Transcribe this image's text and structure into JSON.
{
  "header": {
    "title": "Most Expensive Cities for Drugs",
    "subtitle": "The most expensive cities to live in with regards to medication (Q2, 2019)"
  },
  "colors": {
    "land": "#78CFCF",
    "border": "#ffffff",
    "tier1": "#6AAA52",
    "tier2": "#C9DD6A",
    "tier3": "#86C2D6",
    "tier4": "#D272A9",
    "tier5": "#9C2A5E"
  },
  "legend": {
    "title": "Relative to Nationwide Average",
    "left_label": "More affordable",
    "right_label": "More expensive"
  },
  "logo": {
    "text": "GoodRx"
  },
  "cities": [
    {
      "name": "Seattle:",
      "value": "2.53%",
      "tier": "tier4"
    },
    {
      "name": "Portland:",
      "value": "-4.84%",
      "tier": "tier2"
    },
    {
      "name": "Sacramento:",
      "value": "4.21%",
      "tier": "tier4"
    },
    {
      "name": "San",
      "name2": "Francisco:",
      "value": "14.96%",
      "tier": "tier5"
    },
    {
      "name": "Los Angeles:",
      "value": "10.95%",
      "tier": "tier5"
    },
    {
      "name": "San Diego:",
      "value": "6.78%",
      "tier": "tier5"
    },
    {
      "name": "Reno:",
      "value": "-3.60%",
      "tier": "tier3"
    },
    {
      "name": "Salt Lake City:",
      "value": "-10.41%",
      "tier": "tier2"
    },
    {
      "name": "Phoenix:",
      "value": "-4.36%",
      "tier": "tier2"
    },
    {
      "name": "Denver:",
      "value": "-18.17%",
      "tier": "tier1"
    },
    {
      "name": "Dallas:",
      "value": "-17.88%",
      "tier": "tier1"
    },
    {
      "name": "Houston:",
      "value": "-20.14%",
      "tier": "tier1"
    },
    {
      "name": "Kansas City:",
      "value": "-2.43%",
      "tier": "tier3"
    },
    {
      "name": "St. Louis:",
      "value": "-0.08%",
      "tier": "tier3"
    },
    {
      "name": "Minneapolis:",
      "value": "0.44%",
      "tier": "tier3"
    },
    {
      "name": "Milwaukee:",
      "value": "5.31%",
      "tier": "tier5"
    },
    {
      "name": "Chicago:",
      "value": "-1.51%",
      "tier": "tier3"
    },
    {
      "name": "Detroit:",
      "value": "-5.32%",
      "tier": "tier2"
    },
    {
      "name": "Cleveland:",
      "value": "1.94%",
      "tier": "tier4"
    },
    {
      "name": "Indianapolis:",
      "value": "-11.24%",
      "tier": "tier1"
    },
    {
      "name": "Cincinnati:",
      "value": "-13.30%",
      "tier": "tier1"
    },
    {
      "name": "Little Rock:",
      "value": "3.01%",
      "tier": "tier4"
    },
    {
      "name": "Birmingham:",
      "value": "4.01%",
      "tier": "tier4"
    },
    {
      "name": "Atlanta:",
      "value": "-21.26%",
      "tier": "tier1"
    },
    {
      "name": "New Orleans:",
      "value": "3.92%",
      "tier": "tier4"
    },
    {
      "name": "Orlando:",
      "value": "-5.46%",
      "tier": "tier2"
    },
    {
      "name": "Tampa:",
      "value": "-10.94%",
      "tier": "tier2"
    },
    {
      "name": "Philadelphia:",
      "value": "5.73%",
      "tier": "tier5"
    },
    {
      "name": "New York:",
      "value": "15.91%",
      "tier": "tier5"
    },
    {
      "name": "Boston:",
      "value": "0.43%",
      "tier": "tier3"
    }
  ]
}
────
TASK =
Copy out the full material exactly as it appears.

REPLY =
Transcribe this image's text and structure into JSON.
{
  "header": {
    "title": "Most Expensive Cities for Drugs",
    "subtitle": "The most expensive cities to live in with regards to medication (Q2, 2019)"
  },
  "colors": {
    "land": "#78CFCF",
    "border": "#ffffff",
    "tier1": "#6AAA52",
    "tier2": "#C9DD6A",
    "tier3": "#86C2D6",
    "tier4": "#D272A9",
    "tier5": "#9C2A5E"
  },
  "legend": {
    "title": "Relative to Nationwide Average",
    "left_label": "More affordable",
    "right_label": "More expensive"
  },
  "logo": {
    "text": "GoodRx"
  },
  "cities": [
    {
      "name": "Seattle:",
      "value": "2.53%",
      "tier": "tier4"
    },
    {
      "name": "Portland:",
      "value": "-4.84%",
      "tier": "tier2"
    },
    {
      "name": "Sacramento:",
      "value": "4.21%",
      "tier": "tier4"
    },
    {
      "name": "San",
      "name2": "Francisco:",
      "value": "14.96%",
      "tier": "tier5"
    },
    {
      "name": "Los Angeles:",
      "value": "10.95%",
      "tier": "tier5"
    },
    {
      "name": "San Diego:",
      "value": "6.78%",
      "tier": "tier5"
    },
    {
      "name": "Reno:",
      "value": "-3.60%",
      "tier": "tier3"
    },
    {
      "name": "Salt Lake City:",
      "value": "-10.41%",
      "tier": "tier2"
    },
    {
      "name": "Phoenix:",
      "value": "-4.36%",
      "tier": "tier2"
    },
    {
      "name": "Denver:",
      "value": "-18.17%",
      "tier": "tier1"
    },
    {
      "name": "Dallas:",
      "value": "-17.88%",
      "tier": "tier1"
    },
    {
      "name": "Houston:",
      "value": "-20.14%",
      "tier": "tier1"
    },
    {
      "name": "Kansas City:",
      "value": "-2.43%",
      "tier": "tier3"
    },
    {
      "name": "St. Louis:",
      "value": "-0.08%",
      "tier": "tier3"
    },
    {
      "name": "Minneapolis:",
      "value": "0.44%",
      "tier": "tier3"
    },
    {
      "name": "Milwaukee:",
      "value": "5.31%",
      "tier": "tier5"
    },
    {
      "name": "Chicago:",
      "value": "-1.51%",
      "tier": "tier3"
    },
    {
      "name": "Detroit:",
      "value": "-5.32%",
      "tier": "tier2"
    },
    {
      "name": "Cleveland:",
      "value": "1.94%",
      "tier": "tier4"
    },
    {
      "name": "Indianapolis:",
      "value": "-11.24%",
      "tier": "tier1"
    },
    {
      "name": "Cincinnati:",
      "value": "-13.30%",
      "tier": "tier1"
    },
    {
      "name": "Little Rock:",
      "value": "3.01%",
      "tier": "tier4"
    },
    {
      "name": "Birmingham:",
      "value": "4.01%",
      "tier": "tier4"
    },
    {
      "name": "Atlanta:",
      "value": "-21.26%",
      "tier": "tier1"
    },
    {
      "name": "New Orleans:",
      "value": "3.92%",
      "tier": "tier4"
    },
    {
      "name": "Orlando:",
      "value": "-5.46%",
      "tier": "tier2"
    },
    {
      "name": "Tampa:",
      "value": "-10.94%",
      "tier": "tier2"
    },
    {
      "name": "Philadelphia:",
      "value": "5.73%",
      "tier": "tier5"
    },
    {
      "name": "New York:",
      "value": "15.91%",
      "tier": "tier5"
    },
    {
      "name": "Boston:",
      "value": "0.43%",
      "tier": "tier3"
    }
  ]
}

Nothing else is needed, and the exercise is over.